He felt better immediately. The pain was gone, and it was a relief not to have to go to the toilet every five minutes. But, six weeks later, a twisted bowel required another rushed trip to the hospital and another emergency surgery. All told, he’d endured two trips to the emergency room, six major surgeries, four hospitalizations, six weeks of radiation, and multiple complications, including the meningitis—in less than twelve months. That would have led an ordinary person to take up golf. Dickey wanted to race again.

“No way,” thought Jeremy Sartain, Dickey’s friend and teammate. “The guy’s done racing.” Yet, when Sartain would call Dickey at the cancer house in Rochester where he stayed during his radiation treatments, Dickey didn’t talk about his situation; he wanted to know how Jeremy was doing. “He wasn’t complaining,” Sartain says. “I thought, ‘Wow, this guy’s got a real positive attitude.’ ”

Sometimes, Dickey had to excuse himself from the phone. He would go to the bathroom, vomit, and resume the conversation. “Right then, I knew I was wrong about him,” Sartain says. “He was tough.”

So it was that Dickey showed up at Grand Performance for that first training ride back with his team in April 2005. He’d been riding on his own since February, but this was the test, his first ride with competitive cyclists. When the group started to hammer, he couldn’t drive the pace as he had in the past. He’d thought he was stronger. He’d been training hard and properly, but his body hadn’t responded as it used to. Frustration surged.

The team made a spot for him, because Dickey had announced at the winter meeting that he didn’t think he would be fit enough to win any races that season, but was willing to work for the others. He now wondered if he would be capable of doing that much.

One might think at such low moments that Lance Armstrong, who had battled back from brain surgery himself, might have been an inspiration. They had raced together when younger; but Dickey found strength in his faith.

He was accustomed to praying before races for safety and wisdom. When he almost went blind, radiation attacked him, and diarrhea drained him, his faith kept him positive. “Things change, like friends, health things not working out, and so on, but God never does,” he says. “It’s something you can always count on.”

--

The task
Answer these questions from the text about Dickey's return to racing:
1. How many major surgeries did Dickey undergo in less than twelve months?
2. In what month and year did Dickey first ride again with his team at Grand Performance?
3. What did Dickey usually pray for before races?

--

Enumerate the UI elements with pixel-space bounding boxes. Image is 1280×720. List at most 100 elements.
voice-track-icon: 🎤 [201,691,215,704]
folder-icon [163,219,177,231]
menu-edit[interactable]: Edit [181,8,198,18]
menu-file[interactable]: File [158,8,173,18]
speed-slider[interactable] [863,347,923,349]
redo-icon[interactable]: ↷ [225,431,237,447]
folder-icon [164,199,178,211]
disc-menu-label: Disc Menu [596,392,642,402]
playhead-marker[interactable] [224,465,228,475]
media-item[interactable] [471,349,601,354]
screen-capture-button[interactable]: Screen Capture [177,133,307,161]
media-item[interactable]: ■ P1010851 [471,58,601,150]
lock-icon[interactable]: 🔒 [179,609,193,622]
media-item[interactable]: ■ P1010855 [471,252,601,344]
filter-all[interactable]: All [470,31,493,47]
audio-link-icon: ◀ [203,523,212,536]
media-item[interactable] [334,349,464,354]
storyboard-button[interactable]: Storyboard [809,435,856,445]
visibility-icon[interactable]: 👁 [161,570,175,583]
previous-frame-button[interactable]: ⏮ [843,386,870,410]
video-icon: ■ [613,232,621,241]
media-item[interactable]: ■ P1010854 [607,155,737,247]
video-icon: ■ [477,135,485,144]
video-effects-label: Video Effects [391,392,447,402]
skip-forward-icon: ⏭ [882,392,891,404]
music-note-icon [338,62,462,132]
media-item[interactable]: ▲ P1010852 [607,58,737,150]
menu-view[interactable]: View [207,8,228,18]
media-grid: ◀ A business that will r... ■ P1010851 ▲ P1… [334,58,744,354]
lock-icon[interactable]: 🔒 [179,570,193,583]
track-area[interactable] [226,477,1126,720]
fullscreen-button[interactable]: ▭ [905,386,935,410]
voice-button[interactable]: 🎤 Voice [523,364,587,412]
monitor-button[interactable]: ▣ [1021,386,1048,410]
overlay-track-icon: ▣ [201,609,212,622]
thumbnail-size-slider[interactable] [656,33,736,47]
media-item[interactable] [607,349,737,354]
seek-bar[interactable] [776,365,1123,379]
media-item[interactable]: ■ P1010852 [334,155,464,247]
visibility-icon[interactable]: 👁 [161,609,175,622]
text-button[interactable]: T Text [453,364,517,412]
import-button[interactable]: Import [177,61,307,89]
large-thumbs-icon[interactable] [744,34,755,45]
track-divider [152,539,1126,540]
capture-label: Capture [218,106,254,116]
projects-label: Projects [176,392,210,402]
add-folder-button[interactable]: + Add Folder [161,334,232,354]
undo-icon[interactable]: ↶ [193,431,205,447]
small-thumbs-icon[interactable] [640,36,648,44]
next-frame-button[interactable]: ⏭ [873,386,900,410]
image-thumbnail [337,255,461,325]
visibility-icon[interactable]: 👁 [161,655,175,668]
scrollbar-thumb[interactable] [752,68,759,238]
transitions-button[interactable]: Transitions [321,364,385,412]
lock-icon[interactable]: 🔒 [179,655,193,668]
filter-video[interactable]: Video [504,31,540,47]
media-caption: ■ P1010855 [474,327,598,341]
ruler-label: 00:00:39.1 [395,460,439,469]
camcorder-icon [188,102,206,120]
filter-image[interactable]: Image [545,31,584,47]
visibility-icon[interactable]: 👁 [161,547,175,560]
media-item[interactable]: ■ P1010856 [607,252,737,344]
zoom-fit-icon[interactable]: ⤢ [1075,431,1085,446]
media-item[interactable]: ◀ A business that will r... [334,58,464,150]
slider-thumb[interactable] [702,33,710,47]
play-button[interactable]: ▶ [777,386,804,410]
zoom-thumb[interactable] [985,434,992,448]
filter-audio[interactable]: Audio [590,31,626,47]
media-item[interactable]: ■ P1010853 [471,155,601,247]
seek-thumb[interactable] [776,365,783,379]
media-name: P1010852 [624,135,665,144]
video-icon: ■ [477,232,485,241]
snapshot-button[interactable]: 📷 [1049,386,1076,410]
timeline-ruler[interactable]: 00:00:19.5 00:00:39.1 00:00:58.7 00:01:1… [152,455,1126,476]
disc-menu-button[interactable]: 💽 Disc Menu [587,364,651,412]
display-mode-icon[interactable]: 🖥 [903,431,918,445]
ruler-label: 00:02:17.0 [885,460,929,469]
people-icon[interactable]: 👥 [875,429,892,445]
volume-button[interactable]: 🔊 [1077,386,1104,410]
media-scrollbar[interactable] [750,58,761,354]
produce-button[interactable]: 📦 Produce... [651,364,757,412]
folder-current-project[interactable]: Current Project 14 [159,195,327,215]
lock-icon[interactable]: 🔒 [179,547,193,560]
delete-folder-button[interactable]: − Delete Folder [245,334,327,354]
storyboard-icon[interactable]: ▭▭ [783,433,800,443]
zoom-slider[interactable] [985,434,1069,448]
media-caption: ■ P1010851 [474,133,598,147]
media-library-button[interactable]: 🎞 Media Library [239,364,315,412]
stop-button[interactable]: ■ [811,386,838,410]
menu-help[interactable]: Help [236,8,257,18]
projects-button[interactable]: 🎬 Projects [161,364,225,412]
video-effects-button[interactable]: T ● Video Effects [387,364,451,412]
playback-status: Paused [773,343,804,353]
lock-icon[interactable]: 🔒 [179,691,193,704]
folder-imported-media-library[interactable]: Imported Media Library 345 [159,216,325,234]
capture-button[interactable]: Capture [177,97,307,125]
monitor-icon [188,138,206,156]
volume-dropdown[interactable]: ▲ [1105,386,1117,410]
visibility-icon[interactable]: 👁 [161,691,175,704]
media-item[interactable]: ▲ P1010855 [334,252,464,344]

--

Reply
1. Six
2. April 2005
3. Safety and wisdom